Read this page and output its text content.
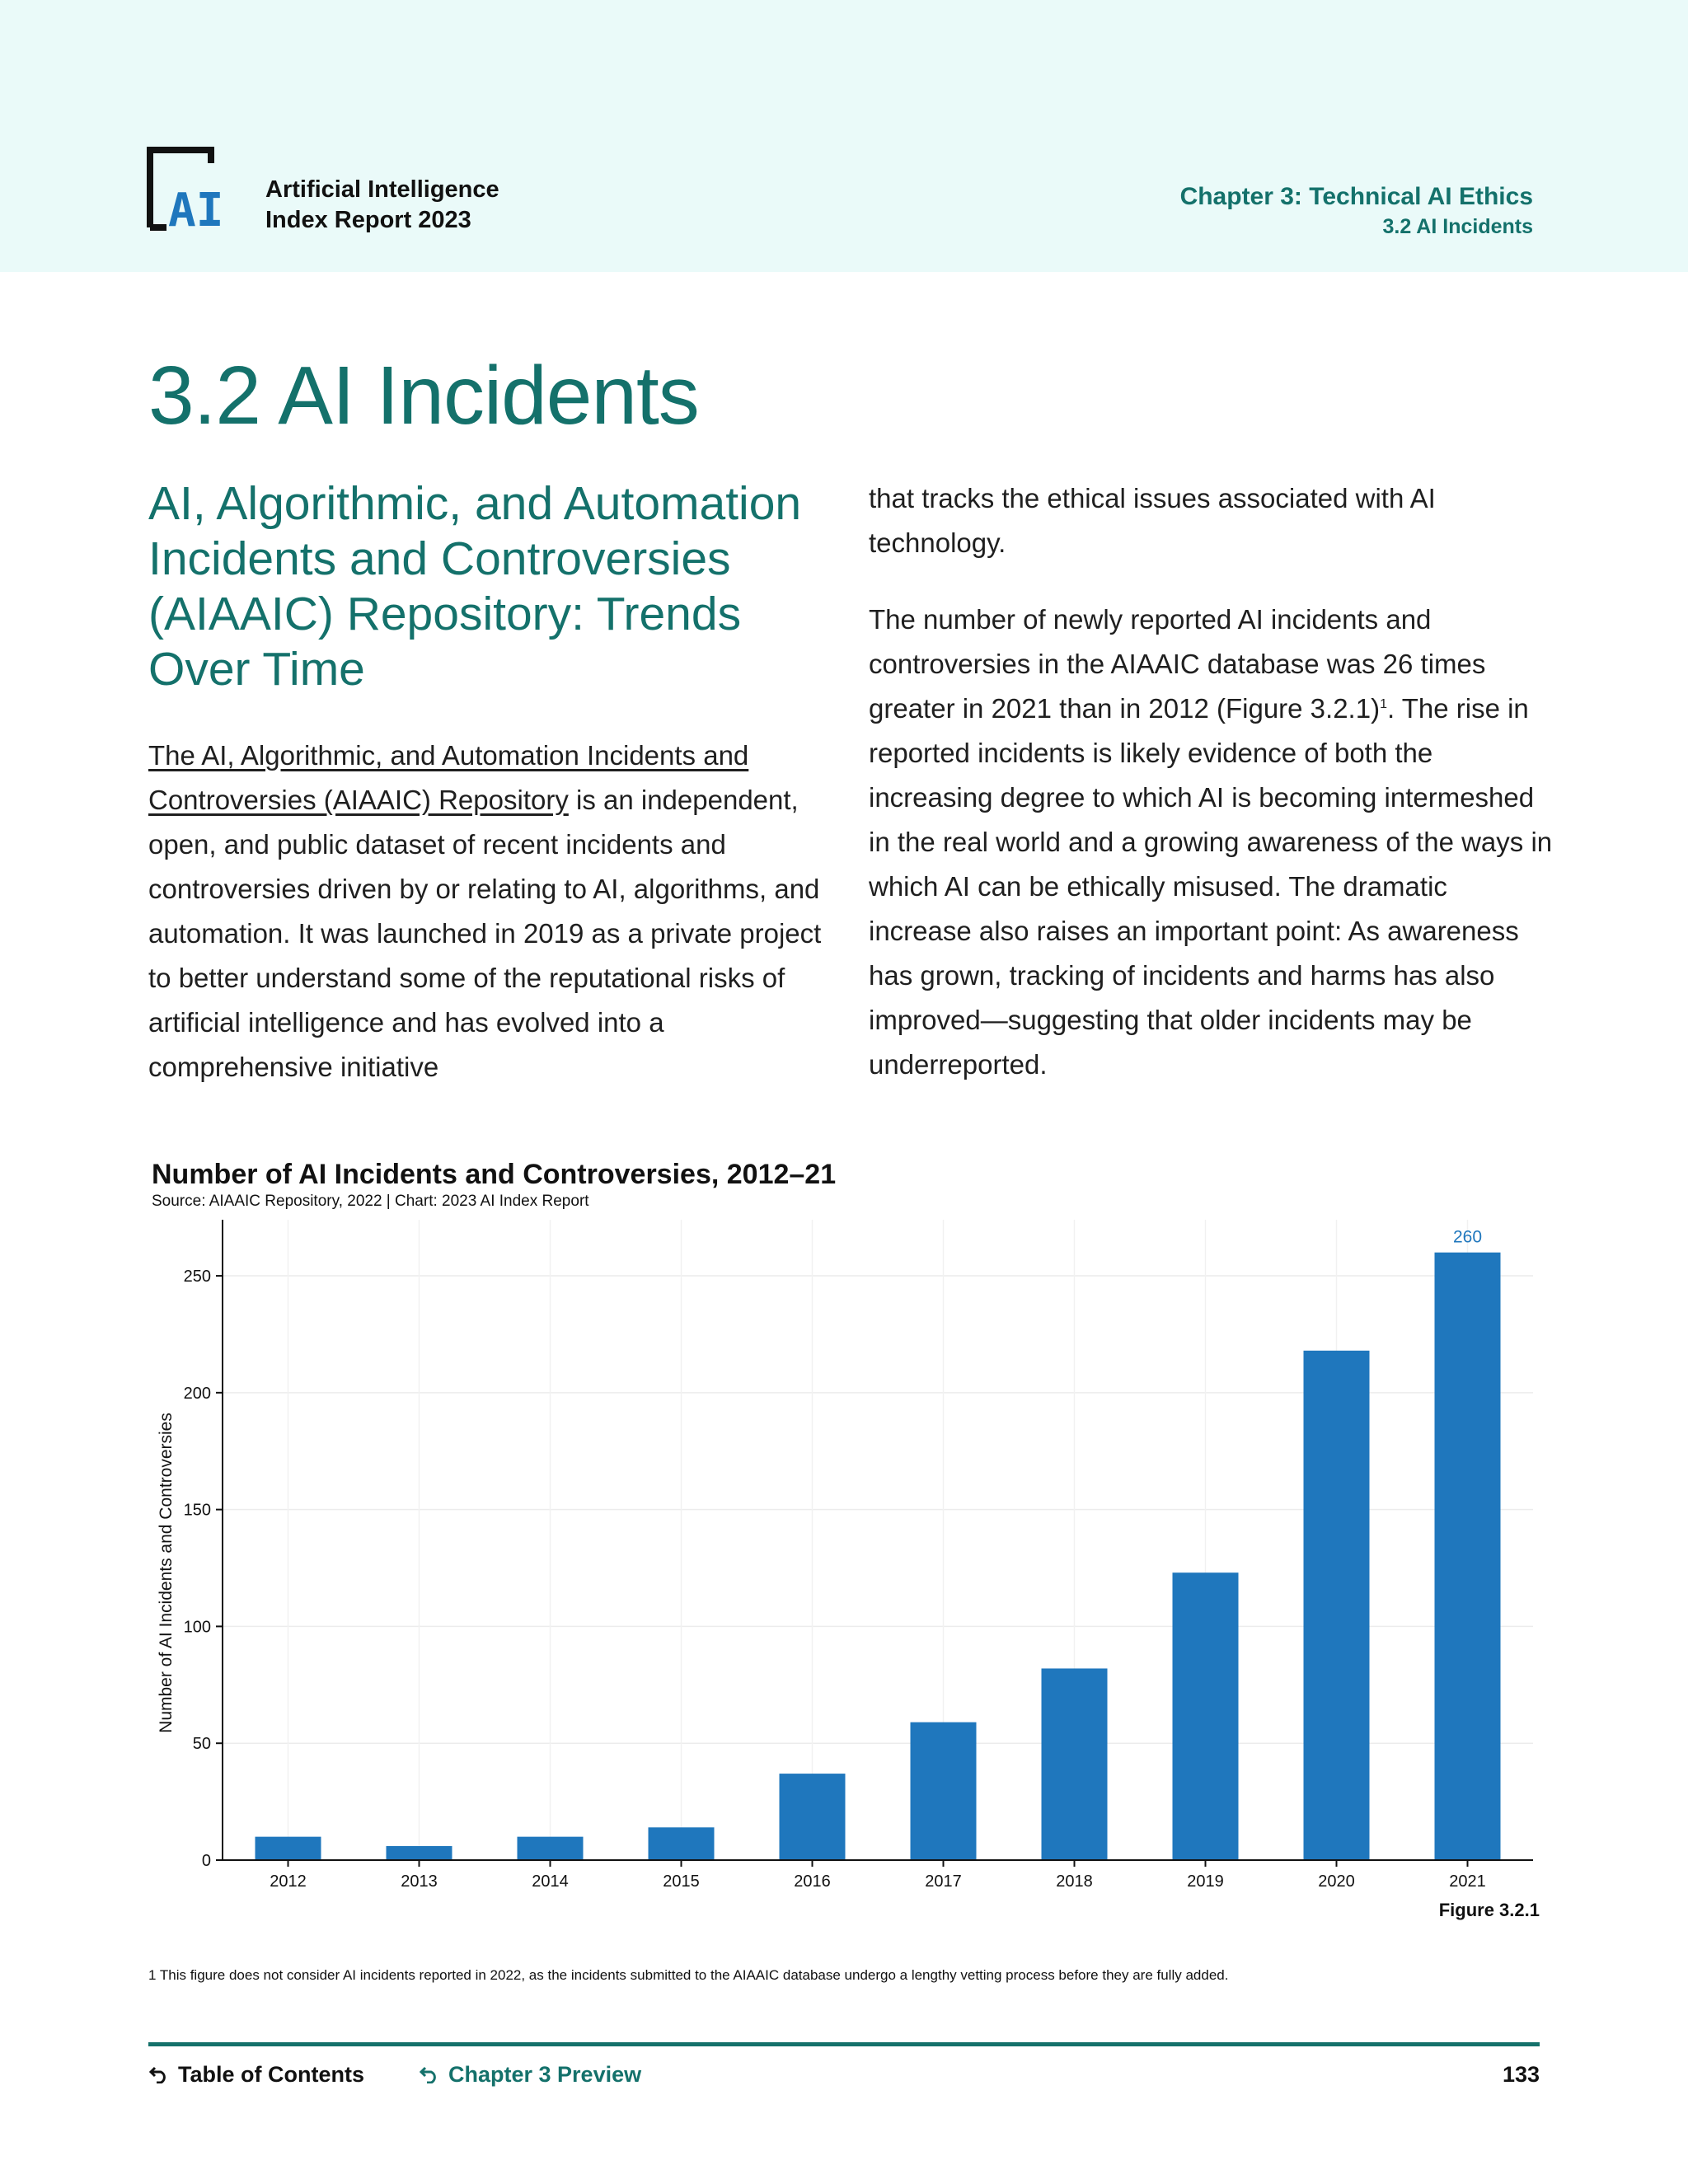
AI Artificial Intelligence
Index Report 2023
Chapter 3: Technical AI Ethics
3.2 AI Incidents
3.2 AI Incidents
AI, Algorithmic, and Automation Incidents and Controversies (AIAAIC) Repository: Trends Over Time
The AI, Algorithmic, and Automation Incidents and Controversies (AIAAIC) Repository is an independent, open, and public dataset of recent incidents and controversies driven by or relating to AI, algorithms, and automation. It was launched in 2019 as a private project to better understand some of the reputational risks of artificial intelligence and has evolved into a comprehensive initiative

that tracks the ethical issues associated with AI technology.

The number of newly reported AI incidents and controversies in the AIAAIC database was 26 times greater in 2021 than in 2012 (Figure 3.2.1)$^1$. The rise in reported incidents is likely evidence of both the increasing degree to which AI is becoming intermeshed in the real world and a growing awareness of the ways in which AI can be ethically misused. The dramatic increase also raises an important point: As awareness has grown, tracking of incidents and harms has also improved—suggesting that older incidents may be underreported.

Number of AI Incidents and Controversies, 2012–21
Source: AIAAIC Repository, 2022 | Chart: 2023 AI Index Report
260
0
50
100
150
200
250
2012	2013	2014	2015	2016	2017	2018	2019	2020	2021
Number of AI Incidents and Controversies
Figure 3.2.1
1 This figure does not consider AI incidents reported in 2022, as the incidents submitted to the AIAAIC database undergo a lengthy vetting process before they are fully added.
Table of Contents	Chapter 3 Preview	133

§ **EXERCISE OBJECTIVE**: Print all the records again exactly; do not include any picture.

§ **THE ANSWER**:
Read this page and output its text content.
AI Artificial Intelligence
Index Report 2023
Chapter 3: Technical AI Ethics
3.2 AI Incidents
3.2 AI Incidents
AI, Algorithmic, and Automation Incidents and Controversies (AIAAIC) Repository: Trends Over Time
The AI, Algorithmic, and Automation Incidents and Controversies (AIAAIC) Repository is an independent, open, and public dataset of recent incidents and controversies driven by or relating to AI, algorithms, and automation. It was launched in 2019 as a private project to better understand some of the reputational risks of artificial intelligence and has evolved into a comprehensive initiative

that tracks the ethical issues associated with AI technology.

The number of newly reported AI incidents and controversies in the AIAAIC database was 26 times greater in 2021 than in 2012 (Figure 3.2.1)$^1$. The rise in reported incidents is likely evidence of both the increasing degree to which AI is becoming intermeshed in the real world and a growing awareness of the ways in which AI can be ethically misused. The dramatic increase also raises an important point: As awareness has grown, tracking of incidents and harms has also improved—suggesting that older incidents may be underreported.

Number of AI Incidents and Controversies, 2012–21
Source: AIAAIC Repository, 2022 | Chart: 2023 AI Index Report
260
0
50
100
150
200
250
2012	2013	2014	2015	2016	2017	2018	2019	2020	2021
Number of AI Incidents and Controversies
Figure 3.2.1
1 This figure does not consider AI incidents reported in 2022, as the incidents submitted to the AIAAIC database undergo a lengthy vetting process before they are fully added.
Table of Contents	Chapter 3 Preview	133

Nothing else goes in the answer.